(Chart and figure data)

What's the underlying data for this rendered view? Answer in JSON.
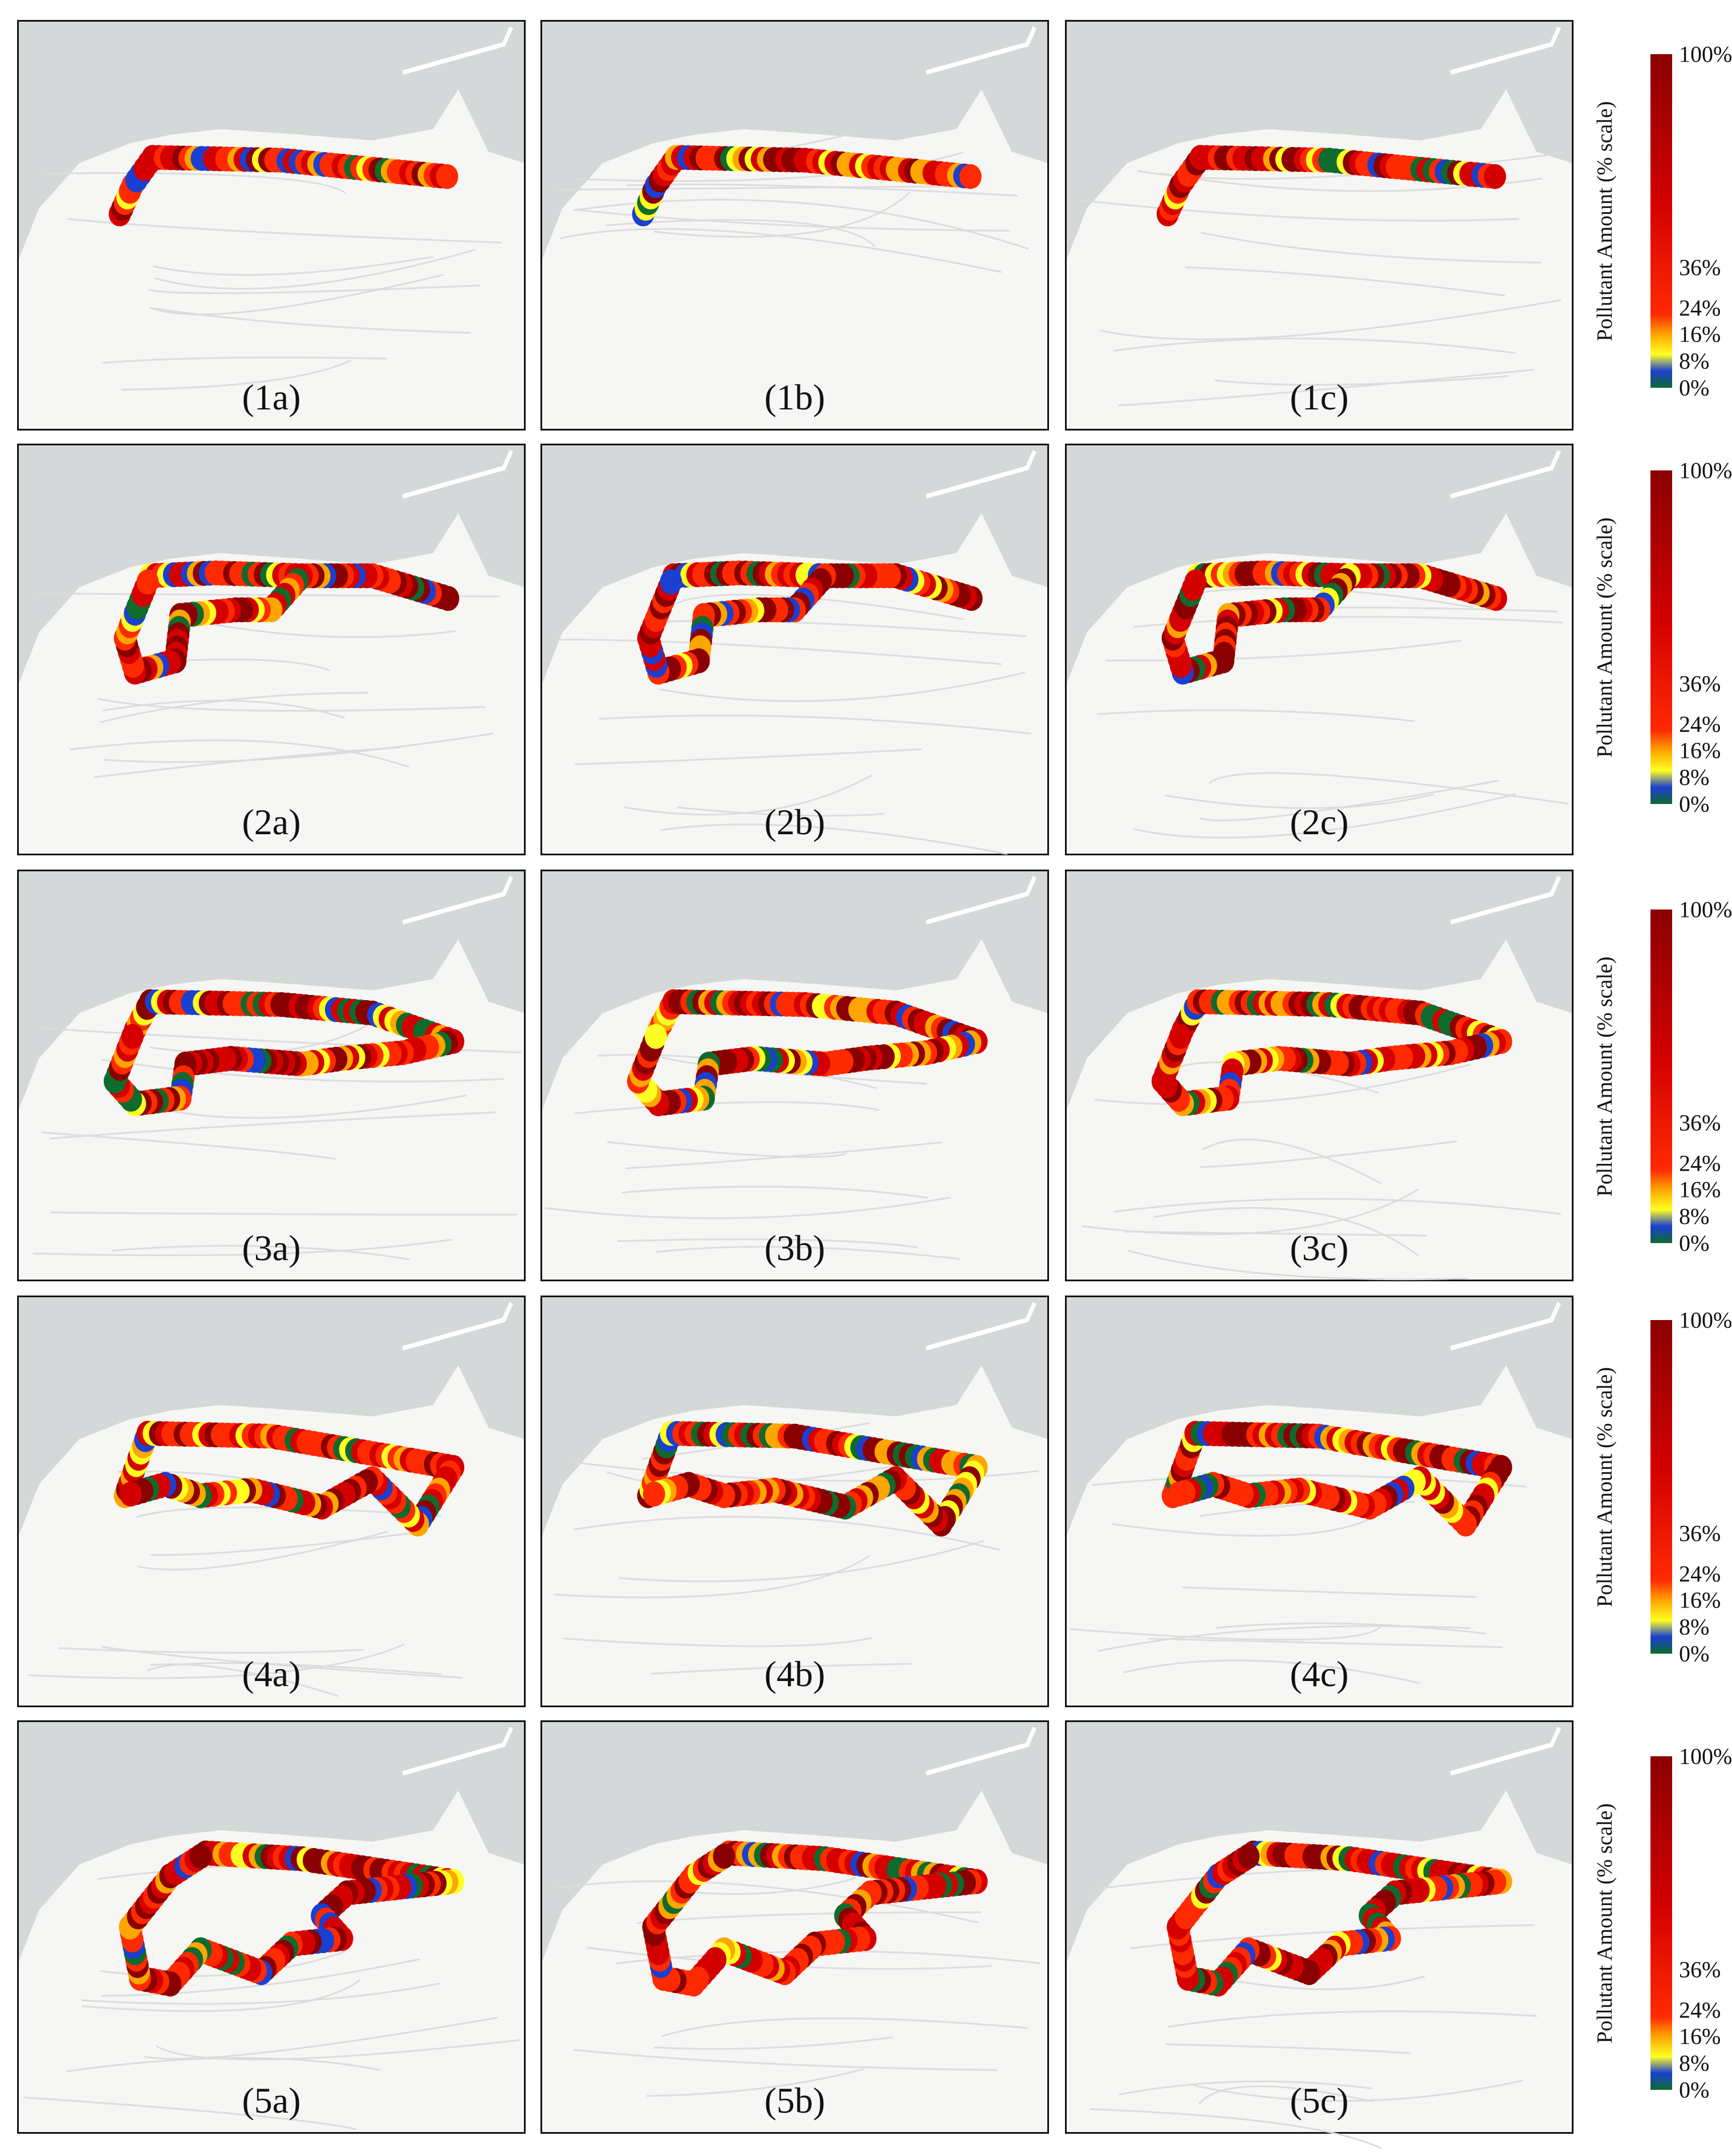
{
  "panels": [
    {
      "label": "(1a)"
    },
    {
      "label": "(1b)"
    },
    {
      "label": "(1c)"
    },
    {
      "label": "(2a)"
    },
    {
      "label": "(2b)"
    },
    {
      "label": "(2c)"
    },
    {
      "label": "(3a)"
    },
    {
      "label": "(3b)"
    },
    {
      "label": "(3c)"
    },
    {
      "label": "(4a)"
    },
    {
      "label": "(4b)"
    },
    {
      "label": "(4c)"
    },
    {
      "label": "(5a)"
    },
    {
      "label": "(5b)"
    },
    {
      "label": "(5c)"
    }
  ],
  "legend": {
    "title": "Pollutant Amount (% scale)",
    "ticks": [
      {
        "label": "100%",
        "value": 100
      },
      {
        "label": "36%",
        "value": 36
      },
      {
        "label": "24%",
        "value": 24
      },
      {
        "label": "16%",
        "value": 16
      },
      {
        "label": "8%",
        "value": 8
      },
      {
        "label": "0%",
        "value": 0
      }
    ],
    "colors": [
      "#0e6b2e",
      "#1a3fd1",
      "#ffff22",
      "#ffa500",
      "#ff2a00",
      "#d40000",
      "#8a0000"
    ]
  },
  "colors": {
    "sea": "#d5d8d8",
    "land": "#f6f6f4",
    "border": "#111111"
  }
}
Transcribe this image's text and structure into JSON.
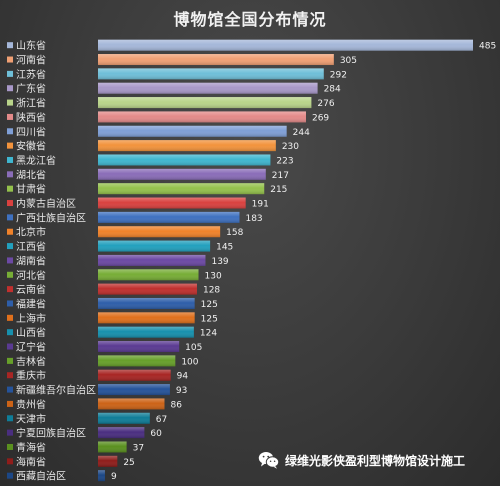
{
  "chart_data": {
    "type": "bar",
    "orientation": "horizontal",
    "title": "博物馆全国分布情况",
    "xlabel": "",
    "ylabel": "",
    "grid": false,
    "legend": "left",
    "categories": [
      "山东省",
      "河南省",
      "江苏省",
      "广东省",
      "浙江省",
      "陕西省",
      "四川省",
      "安徽省",
      "黑龙江省",
      "湖北省",
      "甘肃省",
      "内蒙古自治区",
      "广西壮族自治区",
      "北京市",
      "江西省",
      "湖南省",
      "河北省",
      "云南省",
      "福建省",
      "上海市",
      "山西省",
      "辽宁省",
      "吉林省",
      "重庆市",
      "新疆维吾尔自治区",
      "贵州省",
      "天津市",
      "宁夏回族自治区",
      "青海省",
      "海南省",
      "西藏自治区"
    ],
    "values": [
      485,
      305,
      292,
      284,
      276,
      269,
      244,
      230,
      223,
      217,
      215,
      191,
      183,
      158,
      145,
      139,
      130,
      128,
      125,
      125,
      124,
      105,
      100,
      94,
      93,
      86,
      67,
      60,
      37,
      25,
      9
    ],
    "colors": [
      "#a5b7d9",
      "#f0a074",
      "#6fbfd8",
      "#a898c8",
      "#b9d48a",
      "#e38a89",
      "#7f9fd6",
      "#f2933c",
      "#3fb6cf",
      "#8a6db8",
      "#94c14c",
      "#d9413f",
      "#3f71c0",
      "#f0822a",
      "#22a0bd",
      "#6c49a4",
      "#77ad36",
      "#c0302e",
      "#2e5ea9",
      "#e0701c",
      "#1790ad",
      "#5a3a92",
      "#67a02a",
      "#a82624",
      "#25539a",
      "#cc6317",
      "#0f7d98",
      "#4a2e80",
      "#5a901f",
      "#8f1d1b",
      "#1c4786"
    ]
  },
  "watermark": {
    "icon": "wechat-icon",
    "text": "绿维光影侠盈利型博物馆设计施工"
  }
}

▶ _REQUIRED WORK_:
Take the lines from the one containing "Transcribe this image's" through the final line of the listing above and print them exactly, including both ends but no pictures.

▶ _EXERCISE RESPONSE_:
Transcribe this image's text and structure into JSON.
{
  "chart_data": {
    "type": "bar",
    "orientation": "horizontal",
    "title": "博物馆全国分布情况",
    "xlabel": "",
    "ylabel": "",
    "grid": false,
    "legend": "left",
    "categories": [
      "山东省",
      "河南省",
      "江苏省",
      "广东省",
      "浙江省",
      "陕西省",
      "四川省",
      "安徽省",
      "黑龙江省",
      "湖北省",
      "甘肃省",
      "内蒙古自治区",
      "广西壮族自治区",
      "北京市",
      "江西省",
      "湖南省",
      "河北省",
      "云南省",
      "福建省",
      "上海市",
      "山西省",
      "辽宁省",
      "吉林省",
      "重庆市",
      "新疆维吾尔自治区",
      "贵州省",
      "天津市",
      "宁夏回族自治区",
      "青海省",
      "海南省",
      "西藏自治区"
    ],
    "values": [
      485,
      305,
      292,
      284,
      276,
      269,
      244,
      230,
      223,
      217,
      215,
      191,
      183,
      158,
      145,
      139,
      130,
      128,
      125,
      125,
      124,
      105,
      100,
      94,
      93,
      86,
      67,
      60,
      37,
      25,
      9
    ],
    "colors": [
      "#a5b7d9",
      "#f0a074",
      "#6fbfd8",
      "#a898c8",
      "#b9d48a",
      "#e38a89",
      "#7f9fd6",
      "#f2933c",
      "#3fb6cf",
      "#8a6db8",
      "#94c14c",
      "#d9413f",
      "#3f71c0",
      "#f0822a",
      "#22a0bd",
      "#6c49a4",
      "#77ad36",
      "#c0302e",
      "#2e5ea9",
      "#e0701c",
      "#1790ad",
      "#5a3a92",
      "#67a02a",
      "#a82624",
      "#25539a",
      "#cc6317",
      "#0f7d98",
      "#4a2e80",
      "#5a901f",
      "#8f1d1b",
      "#1c4786"
    ]
  },
  "watermark": {
    "icon": "wechat-icon",
    "text": "绿维光影侠盈利型博物馆设计施工"
  }
}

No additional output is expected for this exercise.